What needs to be done:
Locate all lines with the word "فيان". Copy them.

Listing:
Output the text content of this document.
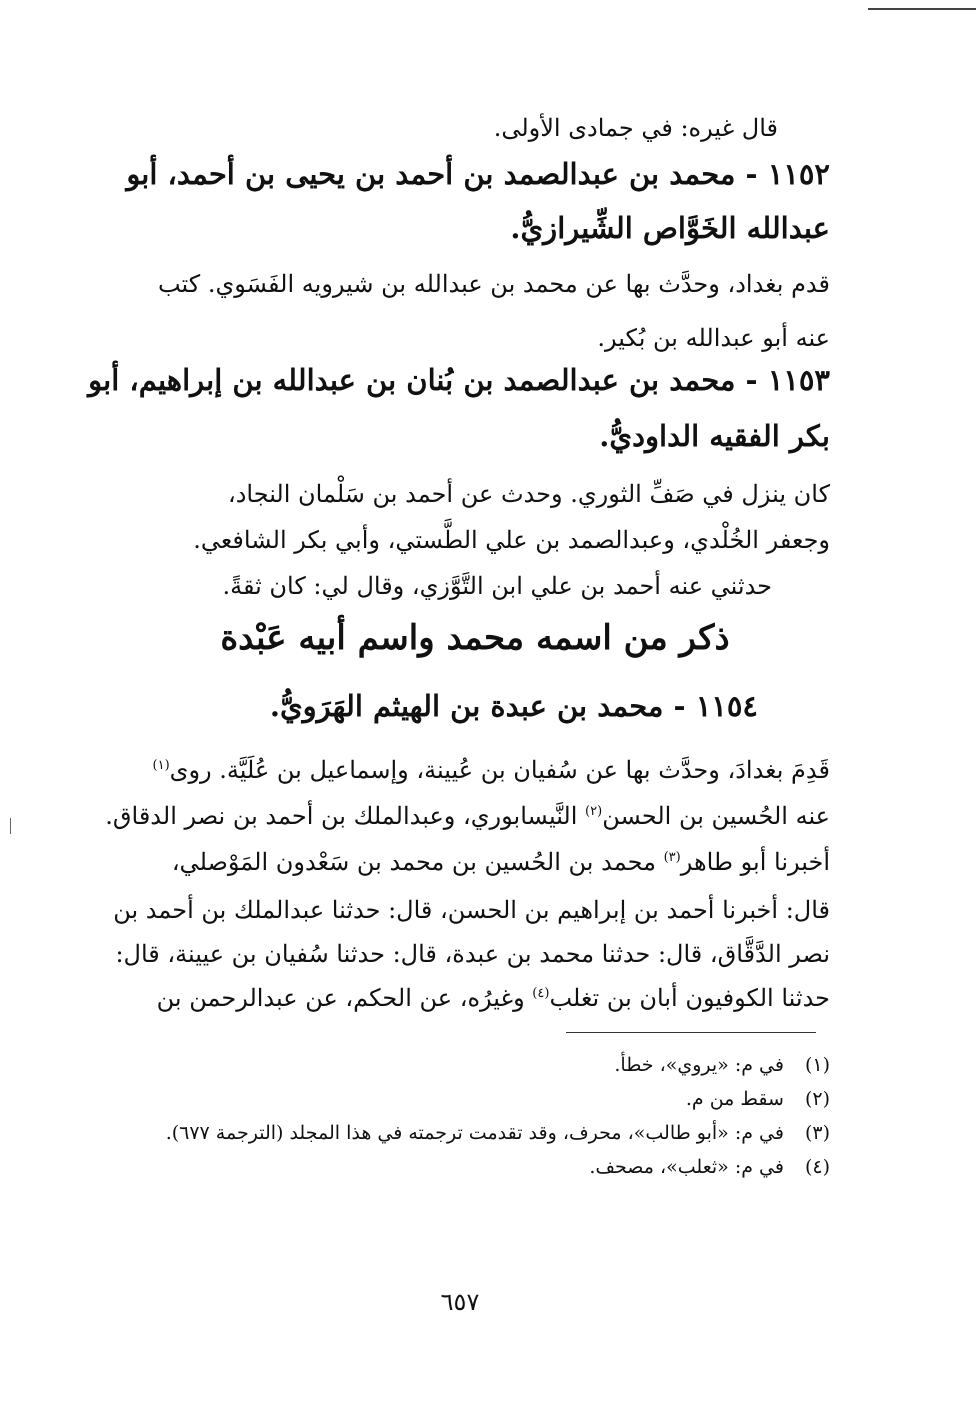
قال غيره: في جمادى الأولى.
١١٥٢ - محمد بن عبدالصمد بن أحمد بن يحيى بن أحمد، أبو
عبدالله الخَوَّاص الشِّيرازيُّ.
قدم بغداد، وحدَّث بها عن محمد بن عبدالله بن شيرويه الفَسَوي. كتب
عنه أبو عبدالله بن بُكير.
١١٥٣ - محمد بن عبدالصمد بن بُنان بن عبدالله بن إبراهيم، أبو
بكر الفقيه الداوديُّ.
كان ينزل في صَفِّ الثوري. وحدث عن أحمد بن سَلْمان النجاد،
وجعفر الخُلْدي، وعبدالصمد بن علي الطَّستي، وأبي بكر الشافعي.
حدثني عنه أحمد بن علي ابن التَّوَّزي، وقال لي: كان ثقةً.
ذكر من اسمه محمد واسم أبيه عَبْدة
١١٥٤ - محمد بن عبدة بن الهيثم الهَرَويُّ.
قَدِمَ بغدادَ، وحدَّث بها عن سُفيان بن عُيينة، وإسماعيل بن عُلَيَّة. روى$^{(١)}$
عنه الحُسين بن الحسن$^{(٢)}$ النَّيسابوري، وعبدالملك بن أحمد بن نصر الدقاق.
أخبرنا أبو طاهر$^{(٣)}$ محمد بن الحُسين بن محمد بن سَعْدون المَوْصلي،
قال: أخبرنا أحمد بن إبراهيم بن الحسن، قال: حدثنا عبدالملك بن أحمد بن
نصر الدَّقَّاق، قال: حدثنا محمد بن عبدة، قال: حدثنا سُفيان بن عيينة، قال:
حدثنا الكوفيون أبان بن تغلب$^{(٤)}$ وغيرُه، عن الحكم، عن عبدالرحمن بن
(١) في م: «يروي»، خطأ.
(٢) سقط من م.
(٣) في م: «أبو طالب»، محرف، وقد تقدمت ترجمته في هذا المجلد (الترجمة ٦٧٧).
(٤) في م: «ثعلب»، مصحف.
٦٥٧
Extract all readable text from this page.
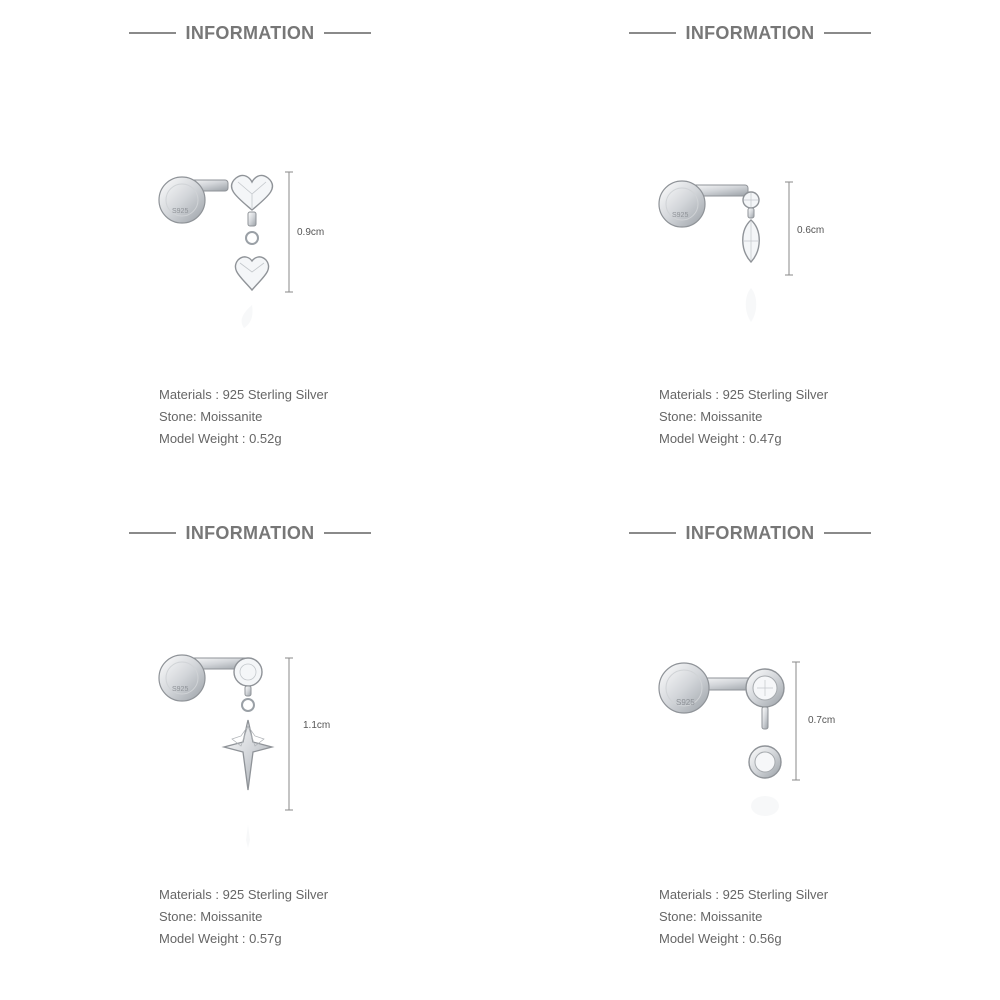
INFORMATION
S925
0.9cm
Materials : 925 Sterling Silver
Stone: Moissanite
Model Weight : 0.52g
INFORMATION
S925
0.6cm
Materials : 925 Sterling Silver
Stone: Moissanite
Model Weight : 0.47g
INFORMATION
S925
1.1cm
Materials : 925 Sterling Silver
Stone: Moissanite
Model Weight : 0.57g
INFORMATION
S925
0.7cm
Materials : 925 Sterling Silver
Stone: Moissanite
Model Weight : 0.56g
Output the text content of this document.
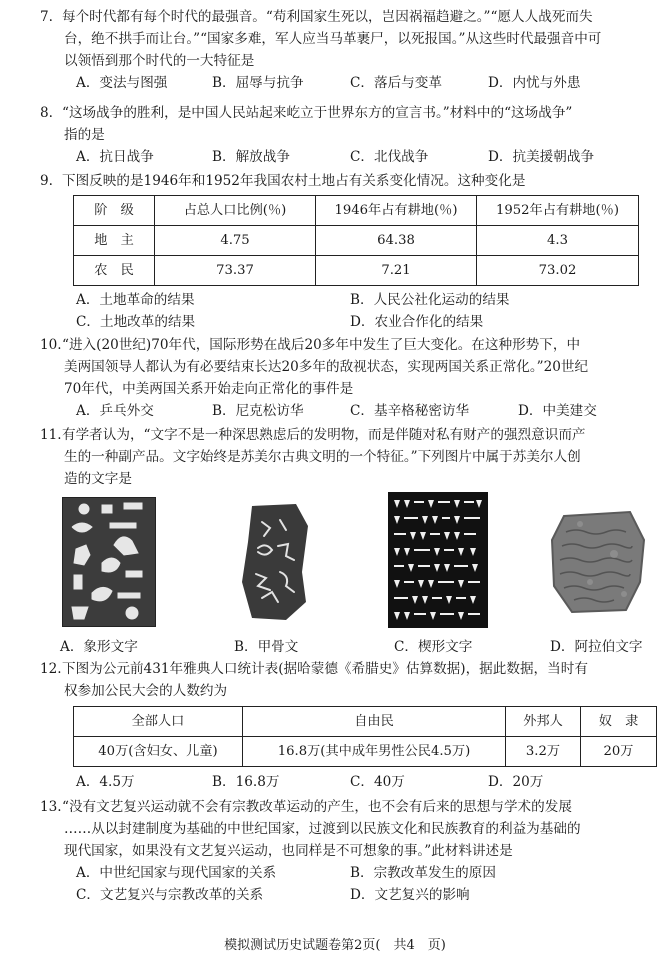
7. 每个时代都有每个时代的最强音。“苟利国家生死以，岂因祸福趋避之。”“愿人人战死而失
台，绝不拱手而让台。”“国家多难，军人应当马革裹尸，以死报国。”从这些时代最强音中可
以领悟到那个时代的一大特征是
A．变法与图强	B．屈辱与抗争	C．落后与变革	D．内忧与外患
8. “这场战争的胜利，是中国人民站起来屹立于世界东方的宣言书。”材料中的“这场战争”
指的是
A．抗日战争	B．解放战争	C．北伐战争	D．抗美援朝战争
9. 下图反映的是1946年和1952年我国农村土地占有关系变化情况。这种变化是
阶　级	占总人口比例(％)	1946年占有耕地(％)	1952年占有耕地(％)
地　主	4.75	64.38	4.3
农　民	73.37	7.21	73.02
A．土地革命的结果	B．人民公社化运动的结果
C．土地改革的结果	D．农业合作化的结果
10.“进入(20世纪)70年代，国际形势在战后20多年中发生了巨大变化。在这种形势下，中
美两国领导人都认为有必要结束长达20多年的敌视状态，实现两国关系正常化。”20世纪
70年代，中美两国关系开始走向正常化的事件是
A．乒乓外交	B．尼克松访华	C．基辛格秘密访华	D．中美建交
11.有学者认为，“文字不是一种深思熟虑后的发明物，而是伴随对私有财产的强烈意识而产
生的一种副产品。文字始终是苏美尔古典文明的一个特征。”下列图片中属于苏美尔人创
造的文字是
A．象形文字	B．甲骨文	C．楔形文字	D．阿拉伯文字
12.下图为公元前431年雅典人口统计表(据哈蒙德《希腊史》估算数据)，据此数据，当时有
权参加公民大会的人数约为
全部人口	自由民	外邦人	奴　隶
40万(含妇女、儿童)	16.8万(其中成年男性公民4.5万)	3.2万	20万
A．4.5万	B．16.8万	C．40万	D．20万
13.“没有文艺复兴运动就不会有宗教改革运动的产生，也不会有后来的思想与学术的发展
……从以封建制度为基础的中世纪国家，过渡到以民族文化和民族教育的利益为基础的
现代国家，如果没有文艺复兴运动，也同样是不可想象的事。”此材料讲述是
A．中世纪国家与现代国家的关系	B．宗教改革发生的原因
C．文艺复兴与宗教改革的关系	D．文艺复兴的影响
模拟测试历史试题卷第2页(　共4　页)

Task output:
قَدِمَ بغدادَ، وحدَّث بها عن سُفيان بن عُيينة، وإسماعيل بن عُلَيَّة. روى$^{(١)}$
نصر الدَّقَّاق، قال: حدثنا محمد بن عبدة، قال: حدثنا سُفيان بن عيينة، قال:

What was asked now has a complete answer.